Exercise:
Count how many lines hold the string "price". Answer with that number and nothing more.

(Excerpt from a dataset)

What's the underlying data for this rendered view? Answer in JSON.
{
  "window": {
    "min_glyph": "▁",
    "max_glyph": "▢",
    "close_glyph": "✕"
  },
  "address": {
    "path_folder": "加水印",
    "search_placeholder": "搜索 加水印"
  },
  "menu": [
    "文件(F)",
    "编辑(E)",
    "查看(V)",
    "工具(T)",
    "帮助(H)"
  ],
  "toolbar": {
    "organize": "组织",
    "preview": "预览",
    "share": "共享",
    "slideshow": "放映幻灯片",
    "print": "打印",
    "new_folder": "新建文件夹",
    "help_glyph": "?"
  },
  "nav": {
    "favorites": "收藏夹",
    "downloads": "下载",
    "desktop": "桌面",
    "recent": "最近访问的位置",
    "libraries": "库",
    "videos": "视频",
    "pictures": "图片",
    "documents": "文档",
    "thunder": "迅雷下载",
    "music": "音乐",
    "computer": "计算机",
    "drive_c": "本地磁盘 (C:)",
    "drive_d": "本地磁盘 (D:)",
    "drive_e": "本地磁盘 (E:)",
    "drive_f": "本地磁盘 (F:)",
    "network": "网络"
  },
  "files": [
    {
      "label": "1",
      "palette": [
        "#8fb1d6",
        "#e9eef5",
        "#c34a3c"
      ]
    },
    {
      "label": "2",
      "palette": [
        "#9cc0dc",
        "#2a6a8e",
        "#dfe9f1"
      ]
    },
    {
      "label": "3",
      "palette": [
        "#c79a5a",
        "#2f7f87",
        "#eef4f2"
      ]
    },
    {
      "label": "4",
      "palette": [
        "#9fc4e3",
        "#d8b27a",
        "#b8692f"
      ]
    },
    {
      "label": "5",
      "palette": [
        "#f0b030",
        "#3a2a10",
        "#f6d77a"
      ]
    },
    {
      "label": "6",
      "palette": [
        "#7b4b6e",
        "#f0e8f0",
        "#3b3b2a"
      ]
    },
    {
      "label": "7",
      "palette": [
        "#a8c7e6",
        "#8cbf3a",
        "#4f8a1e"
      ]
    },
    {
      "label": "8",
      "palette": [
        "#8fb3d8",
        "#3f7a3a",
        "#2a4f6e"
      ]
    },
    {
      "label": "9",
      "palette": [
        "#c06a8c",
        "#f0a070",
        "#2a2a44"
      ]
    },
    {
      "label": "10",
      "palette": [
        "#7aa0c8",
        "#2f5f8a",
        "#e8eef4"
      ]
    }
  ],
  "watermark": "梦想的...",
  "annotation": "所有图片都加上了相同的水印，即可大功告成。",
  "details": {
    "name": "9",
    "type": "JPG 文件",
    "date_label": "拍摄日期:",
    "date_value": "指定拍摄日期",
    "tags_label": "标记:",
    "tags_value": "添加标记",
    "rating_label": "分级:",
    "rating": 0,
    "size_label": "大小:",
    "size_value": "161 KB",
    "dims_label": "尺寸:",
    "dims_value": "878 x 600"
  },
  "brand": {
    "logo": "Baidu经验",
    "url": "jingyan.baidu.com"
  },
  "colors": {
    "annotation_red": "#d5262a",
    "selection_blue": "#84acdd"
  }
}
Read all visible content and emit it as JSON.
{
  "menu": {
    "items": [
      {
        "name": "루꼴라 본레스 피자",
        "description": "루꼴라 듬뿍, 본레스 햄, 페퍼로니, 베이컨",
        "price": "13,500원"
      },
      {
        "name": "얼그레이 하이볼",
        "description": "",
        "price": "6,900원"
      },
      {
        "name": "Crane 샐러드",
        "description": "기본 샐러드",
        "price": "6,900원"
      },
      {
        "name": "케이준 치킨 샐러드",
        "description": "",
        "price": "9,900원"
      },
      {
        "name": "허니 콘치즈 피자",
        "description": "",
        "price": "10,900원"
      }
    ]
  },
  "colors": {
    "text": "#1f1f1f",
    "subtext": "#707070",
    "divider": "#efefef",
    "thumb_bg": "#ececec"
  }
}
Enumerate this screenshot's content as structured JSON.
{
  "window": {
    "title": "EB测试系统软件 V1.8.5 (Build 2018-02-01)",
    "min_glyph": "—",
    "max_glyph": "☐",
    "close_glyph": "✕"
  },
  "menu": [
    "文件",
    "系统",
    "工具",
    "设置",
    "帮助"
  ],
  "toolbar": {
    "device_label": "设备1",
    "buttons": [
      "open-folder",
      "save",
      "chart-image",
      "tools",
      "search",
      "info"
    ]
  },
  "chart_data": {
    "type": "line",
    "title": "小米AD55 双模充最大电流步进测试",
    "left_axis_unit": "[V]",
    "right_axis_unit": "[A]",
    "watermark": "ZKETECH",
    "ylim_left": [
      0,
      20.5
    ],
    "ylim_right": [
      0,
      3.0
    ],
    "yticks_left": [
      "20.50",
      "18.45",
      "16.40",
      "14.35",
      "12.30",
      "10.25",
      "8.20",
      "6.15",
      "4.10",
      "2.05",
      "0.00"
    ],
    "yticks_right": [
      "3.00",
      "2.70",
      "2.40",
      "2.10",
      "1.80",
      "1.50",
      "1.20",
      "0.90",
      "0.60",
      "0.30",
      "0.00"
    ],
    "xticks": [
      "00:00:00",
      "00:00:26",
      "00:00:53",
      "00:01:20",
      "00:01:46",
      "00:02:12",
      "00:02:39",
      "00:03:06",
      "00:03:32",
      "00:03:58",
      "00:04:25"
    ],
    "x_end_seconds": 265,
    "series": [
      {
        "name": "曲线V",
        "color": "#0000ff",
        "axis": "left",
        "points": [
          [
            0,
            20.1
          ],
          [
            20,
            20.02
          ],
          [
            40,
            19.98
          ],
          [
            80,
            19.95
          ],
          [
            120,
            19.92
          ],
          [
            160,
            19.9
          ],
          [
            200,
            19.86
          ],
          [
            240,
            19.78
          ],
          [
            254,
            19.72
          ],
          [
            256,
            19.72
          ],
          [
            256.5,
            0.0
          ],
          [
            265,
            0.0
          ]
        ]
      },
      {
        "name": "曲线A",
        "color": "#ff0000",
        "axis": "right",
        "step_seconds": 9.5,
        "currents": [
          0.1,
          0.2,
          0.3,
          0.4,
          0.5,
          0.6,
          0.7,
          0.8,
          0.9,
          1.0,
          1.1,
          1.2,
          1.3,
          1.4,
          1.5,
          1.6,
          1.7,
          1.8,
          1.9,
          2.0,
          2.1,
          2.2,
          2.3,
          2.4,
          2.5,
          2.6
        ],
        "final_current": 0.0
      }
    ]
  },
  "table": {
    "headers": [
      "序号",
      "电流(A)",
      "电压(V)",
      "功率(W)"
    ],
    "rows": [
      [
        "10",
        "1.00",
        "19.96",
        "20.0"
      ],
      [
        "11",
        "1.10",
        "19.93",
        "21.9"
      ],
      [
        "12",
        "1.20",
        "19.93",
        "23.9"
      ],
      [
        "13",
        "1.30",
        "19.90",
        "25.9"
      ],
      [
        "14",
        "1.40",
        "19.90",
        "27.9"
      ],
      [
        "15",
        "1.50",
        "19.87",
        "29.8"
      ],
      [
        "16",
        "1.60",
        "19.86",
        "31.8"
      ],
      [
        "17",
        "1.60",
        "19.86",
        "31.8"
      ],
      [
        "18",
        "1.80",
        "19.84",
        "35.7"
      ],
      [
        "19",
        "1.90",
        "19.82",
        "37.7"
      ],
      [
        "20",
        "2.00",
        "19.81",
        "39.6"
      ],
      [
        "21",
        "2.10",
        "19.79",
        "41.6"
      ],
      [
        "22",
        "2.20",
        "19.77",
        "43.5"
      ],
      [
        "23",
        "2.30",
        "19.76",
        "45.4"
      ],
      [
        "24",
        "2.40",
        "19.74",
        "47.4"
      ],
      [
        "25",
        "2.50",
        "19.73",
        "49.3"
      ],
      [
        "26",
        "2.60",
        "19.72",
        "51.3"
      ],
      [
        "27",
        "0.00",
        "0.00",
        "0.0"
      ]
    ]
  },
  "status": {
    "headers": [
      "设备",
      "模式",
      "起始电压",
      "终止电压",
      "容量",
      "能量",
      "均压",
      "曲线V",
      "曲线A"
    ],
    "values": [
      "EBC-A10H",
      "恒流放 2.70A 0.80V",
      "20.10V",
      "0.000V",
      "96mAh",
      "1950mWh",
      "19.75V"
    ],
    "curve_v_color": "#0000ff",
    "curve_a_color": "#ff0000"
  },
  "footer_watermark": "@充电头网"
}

Complete answer:
5